DATA PROVIDED >>
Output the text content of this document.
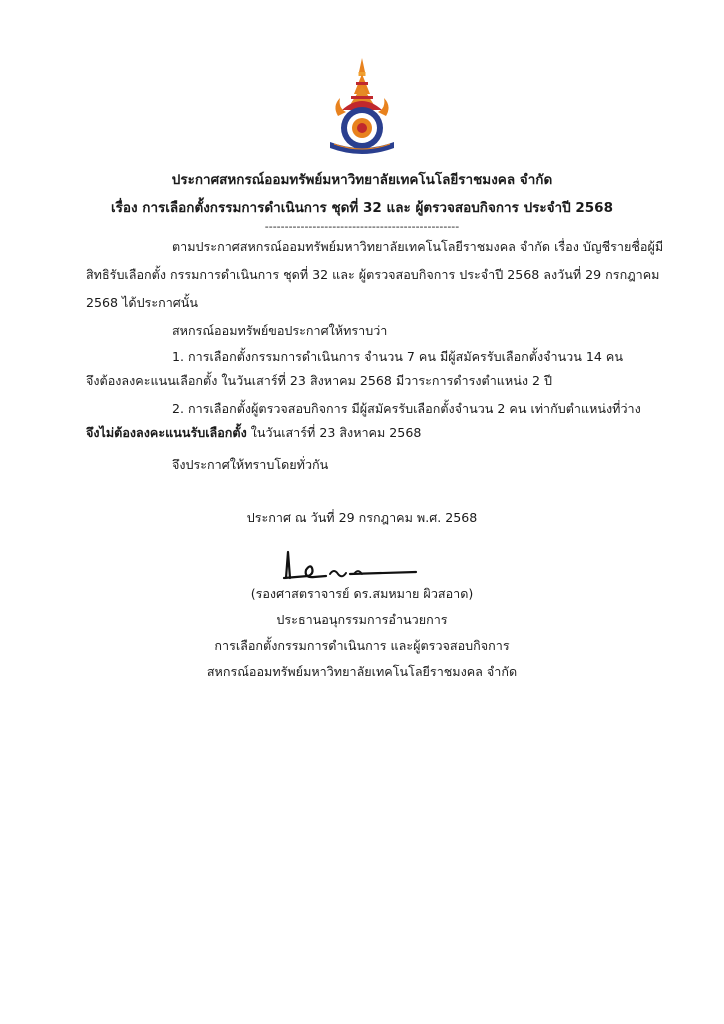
ประกาศสหกรณ์ออมทรัพย์มหาวิทยาลัยเทคโนโลยีราชมงคล จำกัด
เรื่อง การเลือกตั้งกรรมการดำเนินการ ชุดที่ 32 และ ผู้ตรวจสอบกิจการ ประจำปี 2568
-------------------------------------------------
ตามประกาศสหกรณ์ออมทรัพย์มหาวิทยาลัยเทคโนโลยีราชมงคล จำกัด เรื่อง บัญชีรายชื่อผู้มี
สิทธิรับเลือกตั้ง กรรมการดำเนินการ ชุดที่ 32 และ ผู้ตรวจสอบกิจการ ประจำปี 2568 ลงวันที่ 29 กรกฎาคม
2568 ได้ประกาศนั้น
สหกรณ์ออมทรัพย์ขอประกาศให้ทราบว่า
1. การเลือกตั้งกรรมการดำเนินการ จำนวน 7 คน มีผู้สมัครรับเลือกตั้งจำนวน 14 คน
จึงต้องลงคะแนนเลือกตั้ง ในวันเสาร์ที่ 23 สิงหาคม 2568 มีวาระการดำรงตำแหน่ง 2 ปี
2. การเลือกตั้งผู้ตรวจสอบกิจการ มีผู้สมัครรับเลือกตั้งจำนวน 2 คน เท่ากับตำแหน่งที่ว่าง
จึงไม่ต้องลงคะแนนรับเลือกตั้ง ในวันเสาร์ที่ 23 สิงหาคม 2568
จึงประกาศให้ทราบโดยทั่วกัน
ประกาศ ณ วันที่ 29 กรกฎาคม พ.ศ. 2568
(รองศาสตราจารย์ ดร.สมหมาย ผิวสอาด)
ประธานอนุกรรมการอำนวยการ
การเลือกตั้งกรรมการดำเนินการ และผู้ตรวจสอบกิจการ
สหกรณ์ออมทรัพย์มหาวิทยาลัยเทคโนโลยีราชมงคล จำกัด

WRITTEN INSTRUCTION >> Write out the records above exactly as they stand, leaving out every picture.

WRITTEN RESPONSE >>
Output the text content of this document.
ประกาศสหกรณ์ออมทรัพย์มหาวิทยาลัยเทคโนโลยีราชมงคล จำกัด
เรื่อง การเลือกตั้งกรรมการดำเนินการ ชุดที่ 32 และ ผู้ตรวจสอบกิจการ ประจำปี 2568
-------------------------------------------------
ตามประกาศสหกรณ์ออมทรัพย์มหาวิทยาลัยเทคโนโลยีราชมงคล จำกัด เรื่อง บัญชีรายชื่อผู้มี
สิทธิรับเลือกตั้ง กรรมการดำเนินการ ชุดที่ 32 และ ผู้ตรวจสอบกิจการ ประจำปี 2568 ลงวันที่ 29 กรกฎาคม
2568 ได้ประกาศนั้น
สหกรณ์ออมทรัพย์ขอประกาศให้ทราบว่า
1. การเลือกตั้งกรรมการดำเนินการ จำนวน 7 คน มีผู้สมัครรับเลือกตั้งจำนวน 14 คน
จึงต้องลงคะแนนเลือกตั้ง ในวันเสาร์ที่ 23 สิงหาคม 2568 มีวาระการดำรงตำแหน่ง 2 ปี
2. การเลือกตั้งผู้ตรวจสอบกิจการ มีผู้สมัครรับเลือกตั้งจำนวน 2 คน เท่ากับตำแหน่งที่ว่าง
จึงไม่ต้องลงคะแนนรับเลือกตั้ง ในวันเสาร์ที่ 23 สิงหาคม 2568
จึงประกาศให้ทราบโดยทั่วกัน
ประกาศ ณ วันที่ 29 กรกฎาคม พ.ศ. 2568
(รองศาสตราจารย์ ดร.สมหมาย ผิวสอาด)
ประธานอนุกรรมการอำนวยการ
การเลือกตั้งกรรมการดำเนินการ และผู้ตรวจสอบกิจการ
สหกรณ์ออมทรัพย์มหาวิทยาลัยเทคโนโลยีราชมงคล จำกัด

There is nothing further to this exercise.